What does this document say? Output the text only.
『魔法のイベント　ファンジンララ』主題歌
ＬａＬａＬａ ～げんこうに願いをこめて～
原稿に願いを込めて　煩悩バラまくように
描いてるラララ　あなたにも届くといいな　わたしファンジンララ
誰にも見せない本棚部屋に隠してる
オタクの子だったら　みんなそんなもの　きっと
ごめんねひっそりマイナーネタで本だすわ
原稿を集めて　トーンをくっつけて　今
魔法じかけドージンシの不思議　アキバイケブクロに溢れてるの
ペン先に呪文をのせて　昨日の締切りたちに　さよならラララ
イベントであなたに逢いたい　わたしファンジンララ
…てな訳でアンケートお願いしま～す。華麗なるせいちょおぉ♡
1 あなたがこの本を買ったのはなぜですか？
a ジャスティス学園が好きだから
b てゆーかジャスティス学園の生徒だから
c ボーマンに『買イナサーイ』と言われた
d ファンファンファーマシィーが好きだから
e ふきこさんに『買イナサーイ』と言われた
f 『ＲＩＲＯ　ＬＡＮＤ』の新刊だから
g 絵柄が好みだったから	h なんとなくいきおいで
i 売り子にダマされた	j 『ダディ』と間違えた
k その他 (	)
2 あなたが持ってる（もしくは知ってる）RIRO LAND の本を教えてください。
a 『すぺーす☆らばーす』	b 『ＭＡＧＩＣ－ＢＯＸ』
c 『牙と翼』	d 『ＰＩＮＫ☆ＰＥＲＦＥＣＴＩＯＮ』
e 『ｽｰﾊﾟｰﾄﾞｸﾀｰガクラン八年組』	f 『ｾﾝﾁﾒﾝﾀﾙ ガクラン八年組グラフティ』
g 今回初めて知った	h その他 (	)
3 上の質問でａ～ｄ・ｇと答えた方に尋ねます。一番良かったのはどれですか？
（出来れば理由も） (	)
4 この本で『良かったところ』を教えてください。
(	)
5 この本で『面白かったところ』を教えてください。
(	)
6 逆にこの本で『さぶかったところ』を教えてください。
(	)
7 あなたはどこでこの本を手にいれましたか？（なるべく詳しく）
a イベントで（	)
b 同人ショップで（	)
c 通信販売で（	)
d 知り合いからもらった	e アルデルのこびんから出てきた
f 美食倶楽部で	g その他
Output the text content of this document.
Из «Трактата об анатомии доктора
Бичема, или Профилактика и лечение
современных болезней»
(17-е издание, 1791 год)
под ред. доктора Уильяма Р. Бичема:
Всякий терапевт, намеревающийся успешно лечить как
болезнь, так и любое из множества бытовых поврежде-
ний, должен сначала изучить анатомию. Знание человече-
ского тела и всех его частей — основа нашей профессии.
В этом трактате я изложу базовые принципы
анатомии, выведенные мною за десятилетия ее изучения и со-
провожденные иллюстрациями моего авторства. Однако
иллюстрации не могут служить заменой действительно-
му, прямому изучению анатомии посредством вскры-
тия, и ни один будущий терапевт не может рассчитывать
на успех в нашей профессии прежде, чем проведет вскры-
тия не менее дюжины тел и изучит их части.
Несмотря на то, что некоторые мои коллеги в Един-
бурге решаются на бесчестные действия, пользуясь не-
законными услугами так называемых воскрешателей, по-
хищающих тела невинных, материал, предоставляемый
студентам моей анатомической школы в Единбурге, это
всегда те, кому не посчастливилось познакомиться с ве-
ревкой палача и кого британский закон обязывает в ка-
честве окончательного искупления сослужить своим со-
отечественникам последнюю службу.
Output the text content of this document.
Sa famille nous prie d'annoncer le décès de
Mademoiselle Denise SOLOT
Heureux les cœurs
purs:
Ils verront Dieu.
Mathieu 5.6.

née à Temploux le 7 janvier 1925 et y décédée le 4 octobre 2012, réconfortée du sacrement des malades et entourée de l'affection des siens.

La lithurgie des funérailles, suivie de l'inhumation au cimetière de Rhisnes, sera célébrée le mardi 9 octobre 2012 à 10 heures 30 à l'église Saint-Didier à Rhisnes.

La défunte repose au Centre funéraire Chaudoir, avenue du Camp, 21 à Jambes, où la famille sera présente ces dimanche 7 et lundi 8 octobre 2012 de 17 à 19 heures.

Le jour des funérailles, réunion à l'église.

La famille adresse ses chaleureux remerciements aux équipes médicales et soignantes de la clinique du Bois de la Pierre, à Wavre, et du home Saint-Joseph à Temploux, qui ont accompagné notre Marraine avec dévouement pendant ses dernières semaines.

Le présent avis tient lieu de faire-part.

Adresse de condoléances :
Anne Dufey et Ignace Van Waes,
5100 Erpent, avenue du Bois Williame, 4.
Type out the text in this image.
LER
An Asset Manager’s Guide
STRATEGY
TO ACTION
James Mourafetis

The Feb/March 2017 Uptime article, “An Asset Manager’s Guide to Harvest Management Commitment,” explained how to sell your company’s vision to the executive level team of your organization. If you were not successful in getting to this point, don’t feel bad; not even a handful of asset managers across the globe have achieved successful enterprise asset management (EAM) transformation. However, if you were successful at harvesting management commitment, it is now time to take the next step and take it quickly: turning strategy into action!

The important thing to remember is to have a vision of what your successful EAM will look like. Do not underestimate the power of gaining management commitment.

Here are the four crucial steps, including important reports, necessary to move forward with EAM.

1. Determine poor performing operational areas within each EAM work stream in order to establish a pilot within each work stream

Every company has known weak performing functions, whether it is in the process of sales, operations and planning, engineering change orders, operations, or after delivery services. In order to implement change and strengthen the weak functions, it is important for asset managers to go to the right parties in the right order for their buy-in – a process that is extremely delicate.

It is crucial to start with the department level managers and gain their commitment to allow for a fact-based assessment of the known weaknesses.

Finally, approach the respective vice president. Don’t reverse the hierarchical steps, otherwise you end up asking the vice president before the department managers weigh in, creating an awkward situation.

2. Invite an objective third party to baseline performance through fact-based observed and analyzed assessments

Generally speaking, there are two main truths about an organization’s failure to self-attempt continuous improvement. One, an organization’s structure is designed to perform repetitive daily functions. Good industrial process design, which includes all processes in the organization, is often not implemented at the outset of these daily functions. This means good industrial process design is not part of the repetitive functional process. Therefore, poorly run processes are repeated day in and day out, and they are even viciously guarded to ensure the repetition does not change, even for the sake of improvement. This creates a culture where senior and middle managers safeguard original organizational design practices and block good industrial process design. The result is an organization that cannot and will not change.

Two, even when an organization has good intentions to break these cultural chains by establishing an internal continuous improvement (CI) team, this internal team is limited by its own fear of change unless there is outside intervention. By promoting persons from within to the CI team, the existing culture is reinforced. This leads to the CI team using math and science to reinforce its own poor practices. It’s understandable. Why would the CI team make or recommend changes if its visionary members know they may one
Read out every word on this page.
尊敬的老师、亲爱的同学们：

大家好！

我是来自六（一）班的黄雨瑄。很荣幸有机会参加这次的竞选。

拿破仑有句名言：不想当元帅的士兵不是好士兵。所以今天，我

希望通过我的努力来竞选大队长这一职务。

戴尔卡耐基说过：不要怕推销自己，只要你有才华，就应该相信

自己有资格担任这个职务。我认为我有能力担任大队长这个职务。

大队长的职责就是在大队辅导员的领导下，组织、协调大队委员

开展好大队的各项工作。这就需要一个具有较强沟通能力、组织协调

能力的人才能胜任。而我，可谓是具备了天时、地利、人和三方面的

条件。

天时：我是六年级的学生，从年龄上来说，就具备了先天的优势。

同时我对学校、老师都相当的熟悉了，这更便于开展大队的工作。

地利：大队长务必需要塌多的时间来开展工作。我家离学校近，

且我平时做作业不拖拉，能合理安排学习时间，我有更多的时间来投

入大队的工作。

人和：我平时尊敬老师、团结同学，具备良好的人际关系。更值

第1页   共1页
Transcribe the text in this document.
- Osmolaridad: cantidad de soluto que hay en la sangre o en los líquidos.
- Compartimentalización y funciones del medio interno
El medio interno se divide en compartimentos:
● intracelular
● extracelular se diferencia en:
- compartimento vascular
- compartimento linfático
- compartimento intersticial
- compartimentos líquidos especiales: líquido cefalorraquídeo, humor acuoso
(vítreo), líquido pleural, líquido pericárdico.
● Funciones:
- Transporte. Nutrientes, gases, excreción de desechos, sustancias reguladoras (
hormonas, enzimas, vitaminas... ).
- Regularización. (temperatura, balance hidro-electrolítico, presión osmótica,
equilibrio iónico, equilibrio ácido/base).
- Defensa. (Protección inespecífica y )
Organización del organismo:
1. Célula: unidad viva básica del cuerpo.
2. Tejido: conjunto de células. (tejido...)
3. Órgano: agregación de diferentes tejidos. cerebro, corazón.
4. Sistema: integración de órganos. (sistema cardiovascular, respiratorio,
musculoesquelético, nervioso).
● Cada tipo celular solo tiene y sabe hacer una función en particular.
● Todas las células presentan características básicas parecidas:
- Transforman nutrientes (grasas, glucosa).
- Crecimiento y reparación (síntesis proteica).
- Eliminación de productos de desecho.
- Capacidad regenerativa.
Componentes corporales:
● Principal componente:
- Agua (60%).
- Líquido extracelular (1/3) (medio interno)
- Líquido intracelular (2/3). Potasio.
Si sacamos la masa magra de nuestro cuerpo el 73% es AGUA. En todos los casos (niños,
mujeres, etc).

• • • • • • •

■ **The problem**:
Count each line above in which the string "Bois" appears, then state only the total.

■ **The output**:
2